SHORT TASK
Nothing in the records may be left out or altered; reproduce them all exactly.

Extracted records:

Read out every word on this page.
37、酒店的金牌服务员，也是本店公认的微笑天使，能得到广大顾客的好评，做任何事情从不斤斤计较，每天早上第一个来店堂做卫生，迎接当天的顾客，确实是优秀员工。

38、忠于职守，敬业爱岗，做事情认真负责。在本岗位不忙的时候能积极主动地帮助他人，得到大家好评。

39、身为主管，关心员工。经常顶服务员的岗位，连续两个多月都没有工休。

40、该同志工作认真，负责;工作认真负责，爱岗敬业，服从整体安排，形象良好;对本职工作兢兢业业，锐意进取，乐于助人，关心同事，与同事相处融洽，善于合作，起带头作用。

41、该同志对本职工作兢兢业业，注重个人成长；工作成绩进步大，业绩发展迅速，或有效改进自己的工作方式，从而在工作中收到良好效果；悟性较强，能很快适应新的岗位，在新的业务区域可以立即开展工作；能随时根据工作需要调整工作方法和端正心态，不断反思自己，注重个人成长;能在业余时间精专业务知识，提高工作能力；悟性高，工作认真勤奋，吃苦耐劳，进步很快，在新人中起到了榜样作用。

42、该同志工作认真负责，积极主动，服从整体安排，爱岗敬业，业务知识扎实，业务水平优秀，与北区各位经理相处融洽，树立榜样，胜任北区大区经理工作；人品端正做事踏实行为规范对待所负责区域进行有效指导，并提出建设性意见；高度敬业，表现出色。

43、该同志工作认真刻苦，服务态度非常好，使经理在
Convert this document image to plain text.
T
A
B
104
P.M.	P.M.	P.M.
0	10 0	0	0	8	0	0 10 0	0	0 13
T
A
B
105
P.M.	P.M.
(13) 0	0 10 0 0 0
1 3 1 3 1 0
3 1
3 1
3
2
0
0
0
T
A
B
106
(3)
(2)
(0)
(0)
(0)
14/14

PROBLEM SOLUTION
Read out every word on this page.
37、酒店的金牌服务员，也是本店公认的微笑天使，能得到广大顾客的好评，做任何事情从不斤斤计较，每天早上第一个来店堂做卫生，迎接当天的顾客，确实是优秀员工。

38、忠于职守，敬业爱岗，做事情认真负责。在本岗位不忙的时候能积极主动地帮助他人，得到大家好评。

39、身为主管，关心员工。经常顶服务员的岗位，连续两个多月都没有工休。

40、该同志工作认真，负责;工作认真负责，爱岗敬业，服从整体安排，形象良好;对本职工作兢兢业业，锐意进取，乐于助人，关心同事，与同事相处融洽，善于合作，起带头作用。

41、该同志对本职工作兢兢业业，注重个人成长；工作成绩进步大，业绩发展迅速，或有效改进自己的工作方式，从而在工作中收到良好效果；悟性较强，能很快适应新的岗位，在新的业务区域可以立即开展工作；能随时根据工作需要调整工作方法和端正心态，不断反思自己，注重个人成长;能在业余时间精专业务知识，提高工作能力；悟性高，工作认真勤奋，吃苦耐劳，进步很快，在新人中起到了榜样作用。

42、该同志工作认真负责，积极主动，服从整体安排，爱岗敬业，业务知识扎实，业务水平优秀，与北区各位经理相处融洽，树立榜样，胜任北区大区经理工作；人品端正做事踏实行为规范对待所负责区域进行有效指导，并提出建设性意见；高度敬业，表现出色。

43、该同志工作认真刻苦，服务态度非常好，使经理在
Convert this document image to plain text.
T
A
B
104
P.M.	P.M.	P.M.
0	10 0	0	0	8	0	0 10 0	0	0 13
T
A
B
105
P.M.	P.M.
(13) 0	0 10 0 0 0
1 3 1 3 1 0
3 1
3 1
3
2
0
0
0
T
A
B
106
(3)
(2)
(0)
(0)
(0)
14/14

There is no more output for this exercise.